* WORK INSTRUCTIONS: Every record must appear in your copy exactly as written, with no pictures.
━━ SUPPLIED MATERIAL
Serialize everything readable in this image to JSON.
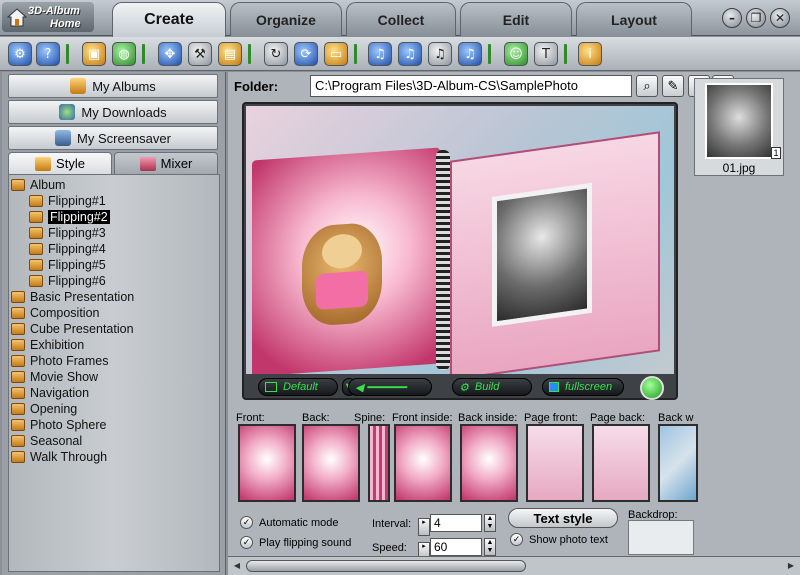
{
  "app": {
    "logo_line1": "3D-Album",
    "logo_line2": "Home"
  },
  "tabs": [
    {
      "label": "Create",
      "active": true
    },
    {
      "label": "Organize",
      "active": false
    },
    {
      "label": "Collect",
      "active": false
    },
    {
      "label": "Edit",
      "active": false
    },
    {
      "label": "Layout",
      "active": false
    }
  ],
  "window_buttons": {
    "minimize": "–",
    "restore": "❐",
    "close": "✕"
  },
  "toolbar_icons": [
    "settings-icon",
    "help-icon",
    "album-icon",
    "globe-icon",
    "fit-icon",
    "tools-icon",
    "photo-icon",
    "rotate-icon",
    "refresh-icon",
    "folder-icon",
    "music-icon",
    "music-edit-icon",
    "music-play-icon",
    "music-mute-icon",
    "user-icon",
    "text-icon",
    "info-icon"
  ],
  "left_panel": {
    "buttons": [
      "My Albums",
      "My Downloads",
      "My Screensaver"
    ],
    "tabs": [
      {
        "label": "Style",
        "active": true
      },
      {
        "label": "Mixer",
        "active": false
      }
    ],
    "tree": [
      {
        "label": "Album",
        "level": 0,
        "selected": false
      },
      {
        "label": "Flipping#1",
        "level": 1,
        "selected": false
      },
      {
        "label": "Flipping#2",
        "level": 1,
        "selected": true
      },
      {
        "label": "Flipping#3",
        "level": 1,
        "selected": false
      },
      {
        "label": "Flipping#4",
        "level": 1,
        "selected": false
      },
      {
        "label": "Flipping#5",
        "level": 1,
        "selected": false
      },
      {
        "label": "Flipping#6",
        "level": 1,
        "selected": false
      },
      {
        "label": "Basic Presentation",
        "level": 0,
        "selected": false
      },
      {
        "label": "Composition",
        "level": 0,
        "selected": false
      },
      {
        "label": "Cube Presentation",
        "level": 0,
        "selected": false
      },
      {
        "label": "Exhibition",
        "level": 0,
        "selected": false
      },
      {
        "label": "Photo Frames",
        "level": 0,
        "selected": false
      },
      {
        "label": "Movie Show",
        "level": 0,
        "selected": false
      },
      {
        "label": "Navigation",
        "level": 0,
        "selected": false
      },
      {
        "label": "Opening",
        "level": 0,
        "selected": false
      },
      {
        "label": "Photo Sphere",
        "level": 0,
        "selected": false
      },
      {
        "label": "Seasonal",
        "level": 0,
        "selected": false
      },
      {
        "label": "Walk Through",
        "level": 0,
        "selected": false
      }
    ]
  },
  "folder": {
    "label": "Folder:",
    "path": "C:\\Program Files\\3D-Album-CS\\SamplePhoto"
  },
  "folder_icons": [
    "search-icon",
    "pencil-icon",
    "palette-icon",
    "heart-icon"
  ],
  "preview_controls": {
    "default_label": "Default",
    "build_label": "Build",
    "fullscreen_label": "fullscreen"
  },
  "thumbnail": {
    "name": "01.jpg",
    "count": "1"
  },
  "covers": [
    "Front:",
    "Back:",
    "Spine:",
    "Front inside:",
    "Back inside:",
    "Page front:",
    "Page back:",
    "Back w"
  ],
  "options": {
    "automatic_mode": "Automatic mode",
    "play_sound": "Play flipping sound",
    "interval_label": "Interval:",
    "interval_value": "4",
    "speed_label": "Speed:",
    "speed_value": "60",
    "text_style": "Text style",
    "show_photo_text": "Show photo text",
    "backdrop": "Backdrop:"
  }
}
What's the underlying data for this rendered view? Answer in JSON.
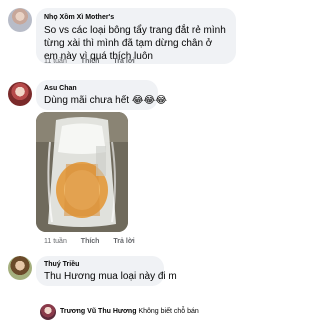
{
  "comments": [
    {
      "author": "Nhọ Xồm Xì Mother's",
      "text": "So vs các loại bông tẩy trang đắt rẻ mình từng xài thì mình đã tạm dừng chân ở em này vì quá thích luôn",
      "time": "11 tuần",
      "like_label": "Thích",
      "reply_label": "Trả lời"
    },
    {
      "author": "Asu Chan",
      "text": "Dùng mãi chưa hết 😂😂😂",
      "time": "11 tuần",
      "like_label": "Thích",
      "reply_label": "Trả lời"
    },
    {
      "author": "Thuý Triều",
      "text": "Thu Hương mua loại này đi m"
    }
  ],
  "reply_preview": {
    "name": "Trương Vũ Thu Hương",
    "text": "Không biết chỗ bán"
  },
  "colors": {
    "bubble": "#f0f2f5",
    "meta_text": "#65676b",
    "text": "#050505"
  }
}
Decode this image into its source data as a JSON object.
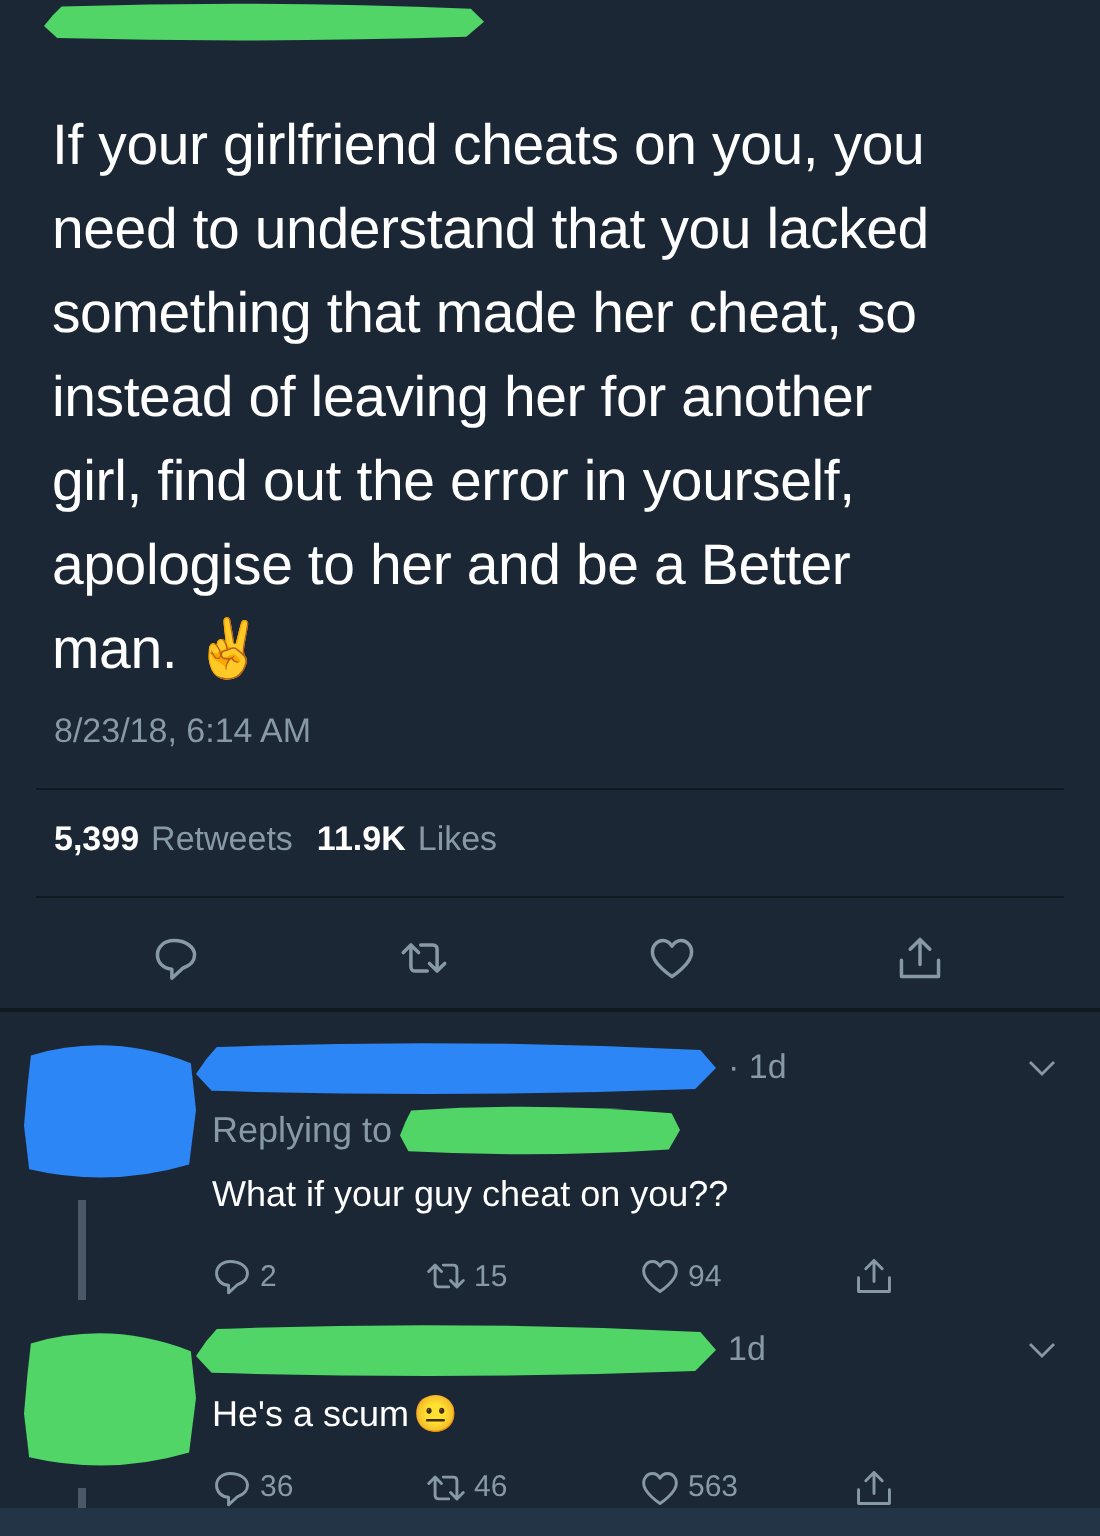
{
  "tweet": {
    "text": "If your girlfriend cheats on you, you need to understand that you lacked something that made her cheat, so instead of leaving her for another girl, find out the error in yourself, apologise to her and be a Better man. ✌️",
    "timestamp": "8/23/18, 6:14 AM",
    "stats": [
      {
        "count": "5,399",
        "label": "Retweets"
      },
      {
        "count": "11.9K",
        "label": "Likes"
      }
    ]
  },
  "replies": [
    {
      "color": "#2c86f5",
      "time": "· 1d",
      "replying_to": "Replying to",
      "text": "What if your guy cheat on you??",
      "replies": "2",
      "retweets": "15",
      "likes": "94"
    },
    {
      "color": "#50d566",
      "time": "1d",
      "text": "He's a scum",
      "emoji": "😐",
      "replies": "36",
      "retweets": "46",
      "likes": "563"
    }
  ]
}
━━━━
* SOLVED EXERCISE:
Serialize everything readable in this image to JSON.
{
  "app": {
    "logo_line1": "3D-Album",
    "logo_line2": "Home"
  },
  "tabs": [
    {
      "label": "Create",
      "active": true
    },
    {
      "label": "Organize",
      "active": false
    },
    {
      "label": "Collect",
      "active": false
    },
    {
      "label": "Edit",
      "active": false
    },
    {
      "label": "Layout",
      "active": false
    }
  ],
  "window_buttons": {
    "minimize": "–",
    "restore": "❐",
    "close": "✕"
  },
  "toolbar_icons": [
    "settings-icon",
    "help-icon",
    "album-icon",
    "globe-icon",
    "fit-icon",
    "tools-icon",
    "photo-icon",
    "rotate-icon",
    "refresh-icon",
    "folder-icon",
    "music-icon",
    "music-edit-icon",
    "music-play-icon",
    "music-mute-icon",
    "user-icon",
    "text-icon",
    "info-icon"
  ],
  "left_panel": {
    "buttons": [
      "My Albums",
      "My Downloads",
      "My Screensaver"
    ],
    "tabs": [
      {
        "label": "Style",
        "active": true
      },
      {
        "label": "Mixer",
        "active": false
      }
    ],
    "tree": [
      {
        "label": "Album",
        "level": 0,
        "selected": false
      },
      {
        "label": "Flipping#1",
        "level": 1,
        "selected": false
      },
      {
        "label": "Flipping#2",
        "level": 1,
        "selected": true
      },
      {
        "label": "Flipping#3",
        "level": 1,
        "selected": false
      },
      {
        "label": "Flipping#4",
        "level": 1,
        "selected": false
      },
      {
        "label": "Flipping#5",
        "level": 1,
        "selected": false
      },
      {
        "label": "Flipping#6",
        "level": 1,
        "selected": false
      },
      {
        "label": "Basic Presentation",
        "level": 0,
        "selected": false
      },
      {
        "label": "Composition",
        "level": 0,
        "selected": false
      },
      {
        "label": "Cube Presentation",
        "level": 0,
        "selected": false
      },
      {
        "label": "Exhibition",
        "level": 0,
        "selected": false
      },
      {
        "label": "Photo Frames",
        "level": 0,
        "selected": false
      },
      {
        "label": "Movie Show",
        "level": 0,
        "selected": false
      },
      {
        "label": "Navigation",
        "level": 0,
        "selected": false
      },
      {
        "label": "Opening",
        "level": 0,
        "selected": false
      },
      {
        "label": "Photo Sphere",
        "level": 0,
        "selected": false
      },
      {
        "label": "Seasonal",
        "level": 0,
        "selected": false
      },
      {
        "label": "Walk Through",
        "level": 0,
        "selected": false
      }
    ]
  },
  "folder": {
    "label": "Folder:",
    "path": "C:\\Program Files\\3D-Album-CS\\SamplePhoto"
  },
  "folder_icons": [
    "search-icon",
    "pencil-icon",
    "palette-icon",
    "heart-icon"
  ],
  "preview_controls": {
    "default_label": "Default",
    "build_label": "Build",
    "fullscreen_label": "fullscreen"
  },
  "thumbnail": {
    "name": "01.jpg",
    "count": "1"
  },
  "covers": [
    "Front:",
    "Back:",
    "Spine:",
    "Front inside:",
    "Back inside:",
    "Page front:",
    "Page back:",
    "Back w"
  ],
  "options": {
    "automatic_mode": "Automatic mode",
    "play_sound": "Play flipping sound",
    "interval_label": "Interval:",
    "interval_value": "4",
    "speed_label": "Speed:",
    "speed_value": "60",
    "text_style": "Text style",
    "show_photo_text": "Show photo text",
    "backdrop": "Backdrop:"
  }
}
What's the underlying data for this rendered view? Answer in JSON.
{
  "comments": [
    {
      "author": "Nhọ Xồm Xì Mother's",
      "text": "So vs các loại bông tẩy trang đắt rẻ mình từng xài thì mình đã tạm dừng chân ở em này vì quá thích luôn",
      "time": "11 tuần",
      "like_label": "Thích",
      "reply_label": "Trả lời"
    },
    {
      "author": "Asu Chan",
      "text": "Dùng mãi chưa hết 😂😂😂",
      "time": "11 tuần",
      "like_label": "Thích",
      "reply_label": "Trả lời"
    },
    {
      "author": "Thuý Triều",
      "text": "Thu Hương mua loại này đi m"
    }
  ],
  "reply_preview": {
    "name": "Trương Vũ Thu Hương",
    "text": "Không biết chỗ bán"
  },
  "colors": {
    "bubble": "#f0f2f5",
    "meta_text": "#65676b",
    "text": "#050505"
  }
}
Decode this image into its source data as a JSON object.
{
  "tweet": {
    "text": "If your girlfriend cheats on you, you need to understand that you lacked something that made her cheat, so instead of leaving her for another girl, find out the error in yourself, apologise to her and be a Better man. ✌️",
    "timestamp": "8/23/18, 6:14 AM",
    "stats": [
      {
        "count": "5,399",
        "label": "Retweets"
      },
      {
        "count": "11.9K",
        "label": "Likes"
      }
    ]
  },
  "replies": [
    {
      "color": "#2c86f5",
      "time": "· 1d",
      "replying_to": "Replying to",
      "text": "What if your guy cheat on you??",
      "replies": "2",
      "retweets": "15",
      "likes": "94"
    },
    {
      "color": "#50d566",
      "time": "1d",
      "text": "He's a scum",
      "emoji": "😐",
      "replies": "36",
      "retweets": "46",
      "likes": "563"
    }
  ]
}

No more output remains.